# [WHAT YOU NEED TO DO]
Return the material exactly as supplied, apart from the pictures, which are omitted.

***** ROWS

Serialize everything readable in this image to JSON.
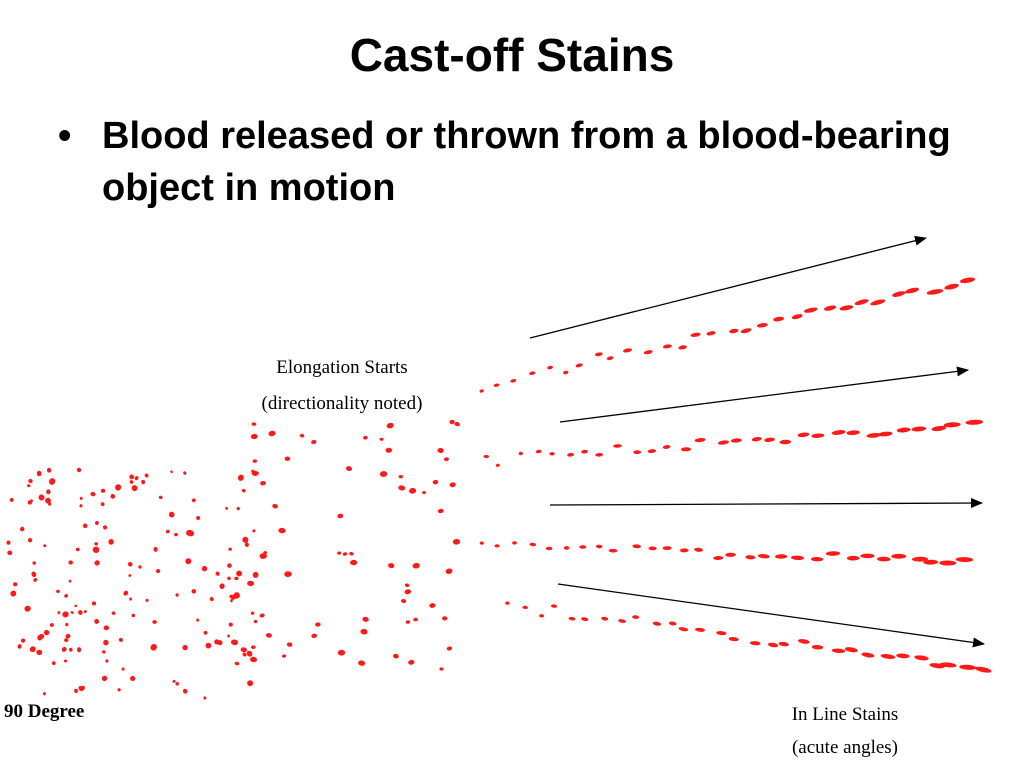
{
  "slide": {
    "title": "Cast-off Stains",
    "bullet": "Blood released or thrown from a blood-bearing object in motion"
  },
  "diagram": {
    "label_elongation_line1": "Elongation Starts",
    "label_elongation_line2": "(directionality noted)",
    "label_90": "90 Degree",
    "label_inline_line1": "In Line Stains",
    "label_inline_line2": "(acute angles)",
    "stain_color": "#ff1a1a",
    "arrow_color": "#000000"
  }
}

**********

# [ANSWER TO THIS PROBLEM]
Serialize everything readable in this image to JSON.
{
  "slide": {
    "title": "Cast-off Stains",
    "bullet": "Blood released or thrown from a blood-bearing object in motion"
  },
  "diagram": {
    "label_elongation_line1": "Elongation Starts",
    "label_elongation_line2": "(directionality noted)",
    "label_90": "90 Degree",
    "label_inline_line1": "In Line Stains",
    "label_inline_line2": "(acute angles)",
    "stain_color": "#ff1a1a",
    "arrow_color": "#000000"
  }
}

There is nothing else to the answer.